## Stated task
Every record should be written out exactly, please.

## Provided data
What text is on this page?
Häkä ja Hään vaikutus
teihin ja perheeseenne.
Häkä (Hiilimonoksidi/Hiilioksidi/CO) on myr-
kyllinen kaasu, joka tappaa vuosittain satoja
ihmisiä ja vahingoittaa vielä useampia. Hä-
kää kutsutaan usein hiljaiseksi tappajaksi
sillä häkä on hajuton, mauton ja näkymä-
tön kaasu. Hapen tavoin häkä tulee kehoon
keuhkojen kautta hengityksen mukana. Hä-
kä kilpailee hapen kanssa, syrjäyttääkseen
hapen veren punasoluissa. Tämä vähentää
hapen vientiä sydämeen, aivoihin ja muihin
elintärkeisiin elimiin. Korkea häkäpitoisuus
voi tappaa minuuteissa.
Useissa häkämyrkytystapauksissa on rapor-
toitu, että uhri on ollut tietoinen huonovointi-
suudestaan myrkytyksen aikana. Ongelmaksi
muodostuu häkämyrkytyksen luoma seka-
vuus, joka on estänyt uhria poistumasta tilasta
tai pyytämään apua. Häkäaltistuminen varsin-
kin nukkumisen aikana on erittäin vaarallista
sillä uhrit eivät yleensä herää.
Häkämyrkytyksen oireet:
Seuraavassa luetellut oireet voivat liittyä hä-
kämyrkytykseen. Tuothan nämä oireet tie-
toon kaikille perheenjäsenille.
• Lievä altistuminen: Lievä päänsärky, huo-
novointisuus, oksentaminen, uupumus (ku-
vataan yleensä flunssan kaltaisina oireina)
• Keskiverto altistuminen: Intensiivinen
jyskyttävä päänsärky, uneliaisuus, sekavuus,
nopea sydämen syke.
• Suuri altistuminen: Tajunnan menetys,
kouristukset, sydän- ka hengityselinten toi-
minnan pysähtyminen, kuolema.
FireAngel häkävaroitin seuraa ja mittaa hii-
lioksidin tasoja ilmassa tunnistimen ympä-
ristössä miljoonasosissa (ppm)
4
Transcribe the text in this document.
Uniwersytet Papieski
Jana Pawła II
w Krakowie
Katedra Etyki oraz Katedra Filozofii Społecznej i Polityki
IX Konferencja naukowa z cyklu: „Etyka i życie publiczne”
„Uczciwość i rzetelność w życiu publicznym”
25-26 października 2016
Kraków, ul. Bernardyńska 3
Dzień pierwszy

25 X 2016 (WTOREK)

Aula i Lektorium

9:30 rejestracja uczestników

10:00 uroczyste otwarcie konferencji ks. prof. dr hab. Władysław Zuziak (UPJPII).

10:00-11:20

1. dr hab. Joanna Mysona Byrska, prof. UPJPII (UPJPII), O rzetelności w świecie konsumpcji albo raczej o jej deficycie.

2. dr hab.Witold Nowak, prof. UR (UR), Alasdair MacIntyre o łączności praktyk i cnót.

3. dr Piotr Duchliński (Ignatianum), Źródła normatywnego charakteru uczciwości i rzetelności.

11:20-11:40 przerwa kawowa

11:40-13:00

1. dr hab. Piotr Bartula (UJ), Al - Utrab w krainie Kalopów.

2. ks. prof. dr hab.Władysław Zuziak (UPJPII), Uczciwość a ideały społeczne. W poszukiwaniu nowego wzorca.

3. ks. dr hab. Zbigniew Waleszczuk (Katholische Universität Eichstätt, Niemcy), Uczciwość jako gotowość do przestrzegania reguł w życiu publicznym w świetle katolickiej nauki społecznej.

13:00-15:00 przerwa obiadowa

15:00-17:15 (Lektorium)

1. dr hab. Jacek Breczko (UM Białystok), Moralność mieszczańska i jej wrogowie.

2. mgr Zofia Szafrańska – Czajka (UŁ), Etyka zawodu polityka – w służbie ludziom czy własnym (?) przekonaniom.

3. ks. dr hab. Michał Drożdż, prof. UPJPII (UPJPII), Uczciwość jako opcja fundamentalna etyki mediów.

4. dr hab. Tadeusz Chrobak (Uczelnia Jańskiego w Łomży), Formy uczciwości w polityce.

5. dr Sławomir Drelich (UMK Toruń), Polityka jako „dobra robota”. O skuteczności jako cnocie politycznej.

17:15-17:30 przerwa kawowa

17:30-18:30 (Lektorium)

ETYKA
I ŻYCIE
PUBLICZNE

## Exercise result
What text is on this page?
Häkä ja Hään vaikutus
teihin ja perheeseenne.
Häkä (Hiilimonoksidi/Hiilioksidi/CO) on myr-
kyllinen kaasu, joka tappaa vuosittain satoja
ihmisiä ja vahingoittaa vielä useampia. Hä-
kää kutsutaan usein hiljaiseksi tappajaksi
sillä häkä on hajuton, mauton ja näkymä-
tön kaasu. Hapen tavoin häkä tulee kehoon
keuhkojen kautta hengityksen mukana. Hä-
kä kilpailee hapen kanssa, syrjäyttääkseen
hapen veren punasoluissa. Tämä vähentää
hapen vientiä sydämeen, aivoihin ja muihin
elintärkeisiin elimiin. Korkea häkäpitoisuus
voi tappaa minuuteissa.
Useissa häkämyrkytystapauksissa on rapor-
toitu, että uhri on ollut tietoinen huonovointi-
suudestaan myrkytyksen aikana. Ongelmaksi
muodostuu häkämyrkytyksen luoma seka-
vuus, joka on estänyt uhria poistumasta tilasta
tai pyytämään apua. Häkäaltistuminen varsin-
kin nukkumisen aikana on erittäin vaarallista
sillä uhrit eivät yleensä herää.
Häkämyrkytyksen oireet:
Seuraavassa luetellut oireet voivat liittyä hä-
kämyrkytykseen. Tuothan nämä oireet tie-
toon kaikille perheenjäsenille.
• Lievä altistuminen: Lievä päänsärky, huo-
novointisuus, oksentaminen, uupumus (ku-
vataan yleensä flunssan kaltaisina oireina)
• Keskiverto altistuminen: Intensiivinen
jyskyttävä päänsärky, uneliaisuus, sekavuus,
nopea sydämen syke.
• Suuri altistuminen: Tajunnan menetys,
kouristukset, sydän- ka hengityselinten toi-
minnan pysähtyminen, kuolema.
FireAngel häkävaroitin seuraa ja mittaa hii-
lioksidin tasoja ilmassa tunnistimen ympä-
ristössä miljoonasosissa (ppm)
4
Transcribe the text in this document.
Uniwersytet Papieski
Jana Pawła II
w Krakowie
Katedra Etyki oraz Katedra Filozofii Społecznej i Polityki
IX Konferencja naukowa z cyklu: „Etyka i życie publiczne”
„Uczciwość i rzetelność w życiu publicznym”
25-26 października 2016
Kraków, ul. Bernardyńska 3
Dzień pierwszy

25 X 2016 (WTOREK)

Aula i Lektorium

9:30 rejestracja uczestników

10:00 uroczyste otwarcie konferencji ks. prof. dr hab. Władysław Zuziak (UPJPII).

10:00-11:20

1. dr hab. Joanna Mysona Byrska, prof. UPJPII (UPJPII), O rzetelności w świecie konsumpcji albo raczej o jej deficycie.

2. dr hab.Witold Nowak, prof. UR (UR), Alasdair MacIntyre o łączności praktyk i cnót.

3. dr Piotr Duchliński (Ignatianum), Źródła normatywnego charakteru uczciwości i rzetelności.

11:20-11:40 przerwa kawowa

11:40-13:00

1. dr hab. Piotr Bartula (UJ), Al - Utrab w krainie Kalopów.

2. ks. prof. dr hab.Władysław Zuziak (UPJPII), Uczciwość a ideały społeczne. W poszukiwaniu nowego wzorca.

3. ks. dr hab. Zbigniew Waleszczuk (Katholische Universität Eichstätt, Niemcy), Uczciwość jako gotowość do przestrzegania reguł w życiu publicznym w świetle katolickiej nauki społecznej.

13:00-15:00 przerwa obiadowa

15:00-17:15 (Lektorium)

1. dr hab. Jacek Breczko (UM Białystok), Moralność mieszczańska i jej wrogowie.

2. mgr Zofia Szafrańska – Czajka (UŁ), Etyka zawodu polityka – w służbie ludziom czy własnym (?) przekonaniom.

3. ks. dr hab. Michał Drożdż, prof. UPJPII (UPJPII), Uczciwość jako opcja fundamentalna etyki mediów.

4. dr hab. Tadeusz Chrobak (Uczelnia Jańskiego w Łomży), Formy uczciwości w polityce.

5. dr Sławomir Drelich (UMK Toruń), Polityka jako „dobra robota”. O skuteczności jako cnocie politycznej.

17:15-17:30 przerwa kawowa

17:30-18:30 (Lektorium)

ETYKA
I ŻYCIE
PUBLICZNE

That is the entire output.